▸ **PROBLEM TO SOLVE**
Every line of the material that follows must be printed again exactly.

-- begin EXTRACTED ENTRIES --

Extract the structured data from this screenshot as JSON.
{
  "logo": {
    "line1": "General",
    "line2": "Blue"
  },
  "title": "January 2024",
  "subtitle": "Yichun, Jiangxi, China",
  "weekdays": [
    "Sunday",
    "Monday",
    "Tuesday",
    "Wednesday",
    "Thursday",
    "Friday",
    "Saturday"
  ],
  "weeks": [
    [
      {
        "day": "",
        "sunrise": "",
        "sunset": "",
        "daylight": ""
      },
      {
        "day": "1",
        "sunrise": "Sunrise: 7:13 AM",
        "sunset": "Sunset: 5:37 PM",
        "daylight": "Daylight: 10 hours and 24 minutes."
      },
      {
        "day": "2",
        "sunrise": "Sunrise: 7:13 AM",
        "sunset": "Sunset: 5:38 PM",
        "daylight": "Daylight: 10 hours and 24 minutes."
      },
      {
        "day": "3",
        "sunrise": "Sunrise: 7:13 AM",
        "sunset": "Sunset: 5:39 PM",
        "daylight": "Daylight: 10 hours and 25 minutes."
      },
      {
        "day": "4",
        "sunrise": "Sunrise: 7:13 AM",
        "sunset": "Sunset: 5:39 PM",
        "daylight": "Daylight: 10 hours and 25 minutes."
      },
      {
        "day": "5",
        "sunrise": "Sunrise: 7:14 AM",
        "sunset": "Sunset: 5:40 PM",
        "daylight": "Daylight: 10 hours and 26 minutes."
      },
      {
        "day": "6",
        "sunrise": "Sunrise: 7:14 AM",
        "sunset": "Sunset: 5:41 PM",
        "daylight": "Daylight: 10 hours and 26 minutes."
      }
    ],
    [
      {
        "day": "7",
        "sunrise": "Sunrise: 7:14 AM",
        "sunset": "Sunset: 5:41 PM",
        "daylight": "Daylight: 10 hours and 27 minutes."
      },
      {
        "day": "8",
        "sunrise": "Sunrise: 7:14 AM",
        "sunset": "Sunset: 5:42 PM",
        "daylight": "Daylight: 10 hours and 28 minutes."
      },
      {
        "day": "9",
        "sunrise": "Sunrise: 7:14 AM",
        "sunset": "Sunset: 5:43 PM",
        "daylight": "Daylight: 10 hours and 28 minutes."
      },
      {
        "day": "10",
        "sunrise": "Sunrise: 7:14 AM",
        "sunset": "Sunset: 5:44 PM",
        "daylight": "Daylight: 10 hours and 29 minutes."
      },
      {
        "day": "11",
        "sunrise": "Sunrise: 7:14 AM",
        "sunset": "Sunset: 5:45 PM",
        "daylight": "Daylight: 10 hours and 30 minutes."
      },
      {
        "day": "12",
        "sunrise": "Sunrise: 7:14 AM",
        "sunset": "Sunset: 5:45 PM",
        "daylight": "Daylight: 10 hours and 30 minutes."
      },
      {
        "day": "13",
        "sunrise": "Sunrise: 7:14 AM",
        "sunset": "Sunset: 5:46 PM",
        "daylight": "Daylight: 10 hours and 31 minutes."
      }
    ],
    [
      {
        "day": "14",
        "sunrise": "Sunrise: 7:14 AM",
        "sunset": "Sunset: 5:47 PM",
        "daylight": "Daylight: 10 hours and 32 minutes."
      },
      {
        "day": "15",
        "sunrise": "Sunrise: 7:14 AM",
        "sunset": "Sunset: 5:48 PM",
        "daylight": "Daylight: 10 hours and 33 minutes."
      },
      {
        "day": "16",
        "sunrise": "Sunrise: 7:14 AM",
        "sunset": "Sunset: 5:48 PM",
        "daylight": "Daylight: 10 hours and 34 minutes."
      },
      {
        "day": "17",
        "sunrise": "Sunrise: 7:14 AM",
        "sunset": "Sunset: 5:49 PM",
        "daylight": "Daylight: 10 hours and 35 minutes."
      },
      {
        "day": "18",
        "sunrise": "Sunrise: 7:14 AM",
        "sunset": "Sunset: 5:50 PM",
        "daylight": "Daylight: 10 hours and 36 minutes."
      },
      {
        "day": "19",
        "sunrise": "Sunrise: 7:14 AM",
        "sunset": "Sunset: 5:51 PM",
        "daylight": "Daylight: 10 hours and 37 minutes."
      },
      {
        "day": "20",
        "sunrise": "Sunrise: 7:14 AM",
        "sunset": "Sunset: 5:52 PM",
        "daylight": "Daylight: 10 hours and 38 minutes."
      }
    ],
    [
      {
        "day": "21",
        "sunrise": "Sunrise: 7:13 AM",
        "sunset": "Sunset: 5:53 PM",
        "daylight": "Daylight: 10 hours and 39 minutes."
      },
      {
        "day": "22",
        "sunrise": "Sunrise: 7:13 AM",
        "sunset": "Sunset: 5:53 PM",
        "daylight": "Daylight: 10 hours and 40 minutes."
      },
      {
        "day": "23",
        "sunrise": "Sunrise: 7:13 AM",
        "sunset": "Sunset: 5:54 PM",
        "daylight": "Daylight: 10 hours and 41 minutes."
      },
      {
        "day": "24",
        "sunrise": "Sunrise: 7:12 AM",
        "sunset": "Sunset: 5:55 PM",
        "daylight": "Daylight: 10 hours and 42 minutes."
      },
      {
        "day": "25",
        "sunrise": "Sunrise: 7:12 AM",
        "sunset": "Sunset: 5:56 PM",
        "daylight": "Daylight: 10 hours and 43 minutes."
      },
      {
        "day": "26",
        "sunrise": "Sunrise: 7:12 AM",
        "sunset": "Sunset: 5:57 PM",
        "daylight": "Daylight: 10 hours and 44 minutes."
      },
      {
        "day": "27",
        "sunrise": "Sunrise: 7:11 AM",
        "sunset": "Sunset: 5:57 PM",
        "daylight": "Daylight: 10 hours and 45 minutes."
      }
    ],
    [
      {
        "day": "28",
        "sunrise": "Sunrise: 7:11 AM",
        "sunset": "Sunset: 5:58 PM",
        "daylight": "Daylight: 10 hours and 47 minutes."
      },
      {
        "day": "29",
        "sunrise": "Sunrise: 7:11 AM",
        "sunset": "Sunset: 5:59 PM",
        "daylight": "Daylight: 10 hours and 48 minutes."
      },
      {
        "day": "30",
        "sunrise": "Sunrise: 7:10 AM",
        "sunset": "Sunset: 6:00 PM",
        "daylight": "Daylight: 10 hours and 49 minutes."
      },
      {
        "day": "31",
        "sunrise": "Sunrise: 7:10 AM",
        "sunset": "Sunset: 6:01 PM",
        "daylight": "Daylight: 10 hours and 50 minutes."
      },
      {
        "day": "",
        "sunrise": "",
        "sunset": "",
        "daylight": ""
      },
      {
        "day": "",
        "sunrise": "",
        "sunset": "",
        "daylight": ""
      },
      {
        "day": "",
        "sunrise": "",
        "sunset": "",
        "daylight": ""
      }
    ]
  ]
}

-- end EXTRACTED ENTRIES --

▸ **THE OUTPUT**
Extract the structured data from this screenshot as JSON.
{
  "logo": {
    "line1": "General",
    "line2": "Blue"
  },
  "title": "January 2024",
  "subtitle": "Yichun, Jiangxi, China",
  "weekdays": [
    "Sunday",
    "Monday",
    "Tuesday",
    "Wednesday",
    "Thursday",
    "Friday",
    "Saturday"
  ],
  "weeks": [
    [
      {
        "day": "",
        "sunrise": "",
        "sunset": "",
        "daylight": ""
      },
      {
        "day": "1",
        "sunrise": "Sunrise: 7:13 AM",
        "sunset": "Sunset: 5:37 PM",
        "daylight": "Daylight: 10 hours and 24 minutes."
      },
      {
        "day": "2",
        "sunrise": "Sunrise: 7:13 AM",
        "sunset": "Sunset: 5:38 PM",
        "daylight": "Daylight: 10 hours and 24 minutes."
      },
      {
        "day": "3",
        "sunrise": "Sunrise: 7:13 AM",
        "sunset": "Sunset: 5:39 PM",
        "daylight": "Daylight: 10 hours and 25 minutes."
      },
      {
        "day": "4",
        "sunrise": "Sunrise: 7:13 AM",
        "sunset": "Sunset: 5:39 PM",
        "daylight": "Daylight: 10 hours and 25 minutes."
      },
      {
        "day": "5",
        "sunrise": "Sunrise: 7:14 AM",
        "sunset": "Sunset: 5:40 PM",
        "daylight": "Daylight: 10 hours and 26 minutes."
      },
      {
        "day": "6",
        "sunrise": "Sunrise: 7:14 AM",
        "sunset": "Sunset: 5:41 PM",
        "daylight": "Daylight: 10 hours and 26 minutes."
      }
    ],
    [
      {
        "day": "7",
        "sunrise": "Sunrise: 7:14 AM",
        "sunset": "Sunset: 5:41 PM",
        "daylight": "Daylight: 10 hours and 27 minutes."
      },
      {
        "day": "8",
        "sunrise": "Sunrise: 7:14 AM",
        "sunset": "Sunset: 5:42 PM",
        "daylight": "Daylight: 10 hours and 28 minutes."
      },
      {
        "day": "9",
        "sunrise": "Sunrise: 7:14 AM",
        "sunset": "Sunset: 5:43 PM",
        "daylight": "Daylight: 10 hours and 28 minutes."
      },
      {
        "day": "10",
        "sunrise": "Sunrise: 7:14 AM",
        "sunset": "Sunset: 5:44 PM",
        "daylight": "Daylight: 10 hours and 29 minutes."
      },
      {
        "day": "11",
        "sunrise": "Sunrise: 7:14 AM",
        "sunset": "Sunset: 5:45 PM",
        "daylight": "Daylight: 10 hours and 30 minutes."
      },
      {
        "day": "12",
        "sunrise": "Sunrise: 7:14 AM",
        "sunset": "Sunset: 5:45 PM",
        "daylight": "Daylight: 10 hours and 30 minutes."
      },
      {
        "day": "13",
        "sunrise": "Sunrise: 7:14 AM",
        "sunset": "Sunset: 5:46 PM",
        "daylight": "Daylight: 10 hours and 31 minutes."
      }
    ],
    [
      {
        "day": "14",
        "sunrise": "Sunrise: 7:14 AM",
        "sunset": "Sunset: 5:47 PM",
        "daylight": "Daylight: 10 hours and 32 minutes."
      },
      {
        "day": "15",
        "sunrise": "Sunrise: 7:14 AM",
        "sunset": "Sunset: 5:48 PM",
        "daylight": "Daylight: 10 hours and 33 minutes."
      },
      {
        "day": "16",
        "sunrise": "Sunrise: 7:14 AM",
        "sunset": "Sunset: 5:48 PM",
        "daylight": "Daylight: 10 hours and 34 minutes."
      },
      {
        "day": "17",
        "sunrise": "Sunrise: 7:14 AM",
        "sunset": "Sunset: 5:49 PM",
        "daylight": "Daylight: 10 hours and 35 minutes."
      },
      {
        "day": "18",
        "sunrise": "Sunrise: 7:14 AM",
        "sunset": "Sunset: 5:50 PM",
        "daylight": "Daylight: 10 hours and 36 minutes."
      },
      {
        "day": "19",
        "sunrise": "Sunrise: 7:14 AM",
        "sunset": "Sunset: 5:51 PM",
        "daylight": "Daylight: 10 hours and 37 minutes."
      },
      {
        "day": "20",
        "sunrise": "Sunrise: 7:14 AM",
        "sunset": "Sunset: 5:52 PM",
        "daylight": "Daylight: 10 hours and 38 minutes."
      }
    ],
    [
      {
        "day": "21",
        "sunrise": "Sunrise: 7:13 AM",
        "sunset": "Sunset: 5:53 PM",
        "daylight": "Daylight: 10 hours and 39 minutes."
      },
      {
        "day": "22",
        "sunrise": "Sunrise: 7:13 AM",
        "sunset": "Sunset: 5:53 PM",
        "daylight": "Daylight: 10 hours and 40 minutes."
      },
      {
        "day": "23",
        "sunrise": "Sunrise: 7:13 AM",
        "sunset": "Sunset: 5:54 PM",
        "daylight": "Daylight: 10 hours and 41 minutes."
      },
      {
        "day": "24",
        "sunrise": "Sunrise: 7:12 AM",
        "sunset": "Sunset: 5:55 PM",
        "daylight": "Daylight: 10 hours and 42 minutes."
      },
      {
        "day": "25",
        "sunrise": "Sunrise: 7:12 AM",
        "sunset": "Sunset: 5:56 PM",
        "daylight": "Daylight: 10 hours and 43 minutes."
      },
      {
        "day": "26",
        "sunrise": "Sunrise: 7:12 AM",
        "sunset": "Sunset: 5:57 PM",
        "daylight": "Daylight: 10 hours and 44 minutes."
      },
      {
        "day": "27",
        "sunrise": "Sunrise: 7:11 AM",
        "sunset": "Sunset: 5:57 PM",
        "daylight": "Daylight: 10 hours and 45 minutes."
      }
    ],
    [
      {
        "day": "28",
        "sunrise": "Sunrise: 7:11 AM",
        "sunset": "Sunset: 5:58 PM",
        "daylight": "Daylight: 10 hours and 47 minutes."
      },
      {
        "day": "29",
        "sunrise": "Sunrise: 7:11 AM",
        "sunset": "Sunset: 5:59 PM",
        "daylight": "Daylight: 10 hours and 48 minutes."
      },
      {
        "day": "30",
        "sunrise": "Sunrise: 7:10 AM",
        "sunset": "Sunset: 6:00 PM",
        "daylight": "Daylight: 10 hours and 49 minutes."
      },
      {
        "day": "31",
        "sunrise": "Sunrise: 7:10 AM",
        "sunset": "Sunset: 6:01 PM",
        "daylight": "Daylight: 10 hours and 50 minutes."
      },
      {
        "day": "",
        "sunrise": "",
        "sunset": "",
        "daylight": ""
      },
      {
        "day": "",
        "sunrise": "",
        "sunset": "",
        "daylight": ""
      },
      {
        "day": "",
        "sunrise": "",
        "sunset": "",
        "daylight": ""
      }
    ]
  ]
}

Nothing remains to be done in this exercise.